Entries with figure data
# # # # #
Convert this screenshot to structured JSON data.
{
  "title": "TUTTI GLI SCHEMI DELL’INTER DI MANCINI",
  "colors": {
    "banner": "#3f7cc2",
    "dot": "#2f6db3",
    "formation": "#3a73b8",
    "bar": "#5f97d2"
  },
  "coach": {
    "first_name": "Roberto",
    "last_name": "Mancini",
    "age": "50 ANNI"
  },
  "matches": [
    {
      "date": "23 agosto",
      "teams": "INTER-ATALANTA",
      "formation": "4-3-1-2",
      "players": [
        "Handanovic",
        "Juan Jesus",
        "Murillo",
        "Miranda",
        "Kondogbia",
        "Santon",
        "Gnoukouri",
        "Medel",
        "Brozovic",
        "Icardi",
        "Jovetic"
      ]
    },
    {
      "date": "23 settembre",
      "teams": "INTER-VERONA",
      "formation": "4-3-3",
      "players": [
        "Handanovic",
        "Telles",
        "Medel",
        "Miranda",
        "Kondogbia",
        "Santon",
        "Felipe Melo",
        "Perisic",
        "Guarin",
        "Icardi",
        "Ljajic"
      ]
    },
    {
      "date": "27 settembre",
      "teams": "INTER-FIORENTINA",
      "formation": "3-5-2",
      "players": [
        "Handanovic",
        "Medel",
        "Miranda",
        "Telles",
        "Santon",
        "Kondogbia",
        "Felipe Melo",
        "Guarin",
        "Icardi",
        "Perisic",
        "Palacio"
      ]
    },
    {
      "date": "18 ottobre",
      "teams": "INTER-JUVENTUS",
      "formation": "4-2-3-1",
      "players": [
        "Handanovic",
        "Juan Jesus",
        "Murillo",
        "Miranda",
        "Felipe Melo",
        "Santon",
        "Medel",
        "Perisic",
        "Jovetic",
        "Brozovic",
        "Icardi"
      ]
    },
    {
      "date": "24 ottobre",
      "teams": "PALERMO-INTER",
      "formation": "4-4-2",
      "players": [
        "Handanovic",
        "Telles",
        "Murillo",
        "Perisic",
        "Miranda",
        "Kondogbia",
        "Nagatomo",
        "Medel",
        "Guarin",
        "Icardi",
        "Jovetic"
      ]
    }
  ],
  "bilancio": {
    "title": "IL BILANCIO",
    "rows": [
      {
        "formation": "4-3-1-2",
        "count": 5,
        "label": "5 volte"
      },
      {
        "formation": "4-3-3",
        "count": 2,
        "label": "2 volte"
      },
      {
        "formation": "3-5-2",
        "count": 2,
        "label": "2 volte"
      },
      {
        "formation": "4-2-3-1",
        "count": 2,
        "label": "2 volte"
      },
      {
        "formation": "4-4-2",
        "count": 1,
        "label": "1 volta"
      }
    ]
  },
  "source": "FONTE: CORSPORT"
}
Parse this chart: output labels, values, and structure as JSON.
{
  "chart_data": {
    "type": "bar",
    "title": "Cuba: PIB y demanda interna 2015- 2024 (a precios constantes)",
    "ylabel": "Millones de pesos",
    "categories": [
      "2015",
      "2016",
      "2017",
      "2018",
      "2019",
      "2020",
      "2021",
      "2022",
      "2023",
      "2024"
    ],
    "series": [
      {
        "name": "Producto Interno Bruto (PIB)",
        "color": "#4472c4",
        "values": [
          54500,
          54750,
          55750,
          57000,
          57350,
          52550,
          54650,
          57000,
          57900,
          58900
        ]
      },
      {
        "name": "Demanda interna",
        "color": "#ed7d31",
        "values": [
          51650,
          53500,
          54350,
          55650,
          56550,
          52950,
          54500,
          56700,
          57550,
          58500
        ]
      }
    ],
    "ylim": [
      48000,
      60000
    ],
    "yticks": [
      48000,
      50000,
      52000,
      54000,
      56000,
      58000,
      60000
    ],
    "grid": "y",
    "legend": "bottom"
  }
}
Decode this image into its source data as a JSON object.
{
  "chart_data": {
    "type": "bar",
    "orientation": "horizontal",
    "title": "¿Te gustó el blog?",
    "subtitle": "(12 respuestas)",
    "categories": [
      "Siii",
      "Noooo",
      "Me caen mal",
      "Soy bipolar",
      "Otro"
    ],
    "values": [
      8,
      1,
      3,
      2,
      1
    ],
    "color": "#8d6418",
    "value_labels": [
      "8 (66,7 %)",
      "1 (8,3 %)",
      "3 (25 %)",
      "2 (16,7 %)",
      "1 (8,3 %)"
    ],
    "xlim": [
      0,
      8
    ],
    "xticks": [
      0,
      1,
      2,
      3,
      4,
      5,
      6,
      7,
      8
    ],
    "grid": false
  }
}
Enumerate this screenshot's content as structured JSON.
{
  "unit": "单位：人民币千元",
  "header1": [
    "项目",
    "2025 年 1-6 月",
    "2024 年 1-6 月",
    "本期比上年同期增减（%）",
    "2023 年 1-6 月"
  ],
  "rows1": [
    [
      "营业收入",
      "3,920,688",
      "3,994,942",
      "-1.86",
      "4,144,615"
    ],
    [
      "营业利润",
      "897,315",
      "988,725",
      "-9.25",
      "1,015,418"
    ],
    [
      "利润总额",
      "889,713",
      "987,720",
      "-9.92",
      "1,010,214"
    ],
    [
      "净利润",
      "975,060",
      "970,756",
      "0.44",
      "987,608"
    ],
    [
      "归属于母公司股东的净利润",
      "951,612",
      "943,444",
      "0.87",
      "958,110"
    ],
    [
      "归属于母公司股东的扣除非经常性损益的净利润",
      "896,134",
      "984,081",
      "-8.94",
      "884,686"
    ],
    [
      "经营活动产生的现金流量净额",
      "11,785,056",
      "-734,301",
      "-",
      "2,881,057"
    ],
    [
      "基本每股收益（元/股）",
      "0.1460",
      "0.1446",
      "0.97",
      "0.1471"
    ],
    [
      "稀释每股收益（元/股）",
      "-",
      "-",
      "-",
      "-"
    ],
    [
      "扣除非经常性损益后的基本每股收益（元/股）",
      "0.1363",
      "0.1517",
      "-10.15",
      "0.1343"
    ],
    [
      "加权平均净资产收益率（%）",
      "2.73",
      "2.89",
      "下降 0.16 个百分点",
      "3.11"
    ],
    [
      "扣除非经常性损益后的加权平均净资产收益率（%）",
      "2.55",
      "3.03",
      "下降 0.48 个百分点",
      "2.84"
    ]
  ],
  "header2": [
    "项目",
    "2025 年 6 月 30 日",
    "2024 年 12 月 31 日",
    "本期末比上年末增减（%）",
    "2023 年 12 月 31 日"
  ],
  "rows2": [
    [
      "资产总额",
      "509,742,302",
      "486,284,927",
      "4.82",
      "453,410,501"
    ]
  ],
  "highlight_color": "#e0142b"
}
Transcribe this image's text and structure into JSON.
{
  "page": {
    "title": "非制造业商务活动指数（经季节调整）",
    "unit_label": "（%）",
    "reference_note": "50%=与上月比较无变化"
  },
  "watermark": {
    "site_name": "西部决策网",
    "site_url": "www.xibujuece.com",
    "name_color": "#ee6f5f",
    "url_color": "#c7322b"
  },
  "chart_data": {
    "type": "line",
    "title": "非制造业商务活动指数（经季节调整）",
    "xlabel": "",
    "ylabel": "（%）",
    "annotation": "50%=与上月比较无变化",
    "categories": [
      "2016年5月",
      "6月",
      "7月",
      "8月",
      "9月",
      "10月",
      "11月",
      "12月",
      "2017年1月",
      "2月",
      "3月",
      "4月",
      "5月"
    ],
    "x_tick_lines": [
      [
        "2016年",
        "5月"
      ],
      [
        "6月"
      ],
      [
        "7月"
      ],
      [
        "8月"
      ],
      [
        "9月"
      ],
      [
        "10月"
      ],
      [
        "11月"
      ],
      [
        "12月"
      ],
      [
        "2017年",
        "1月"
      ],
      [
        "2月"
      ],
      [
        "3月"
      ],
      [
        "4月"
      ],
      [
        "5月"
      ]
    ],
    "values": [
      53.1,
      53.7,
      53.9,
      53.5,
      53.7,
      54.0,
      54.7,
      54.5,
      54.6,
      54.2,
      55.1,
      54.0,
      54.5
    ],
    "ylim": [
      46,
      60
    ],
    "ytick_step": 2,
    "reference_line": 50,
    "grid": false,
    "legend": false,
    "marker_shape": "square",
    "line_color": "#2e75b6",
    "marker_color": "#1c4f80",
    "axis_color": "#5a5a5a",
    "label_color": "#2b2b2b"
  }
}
# # # # #
» **SET EXERCISE**
Pick out each line that holds the string "JSON".

» **EXERCISE SOLUTION**
Convert this screenshot to structured JSON data.
Parse this chart: output labels, values, and structure as JSON.
Decode this image into its source data as a JSON object.
Enumerate this screenshot's content as structured JSON.
Transcribe this image's text and structure into JSON.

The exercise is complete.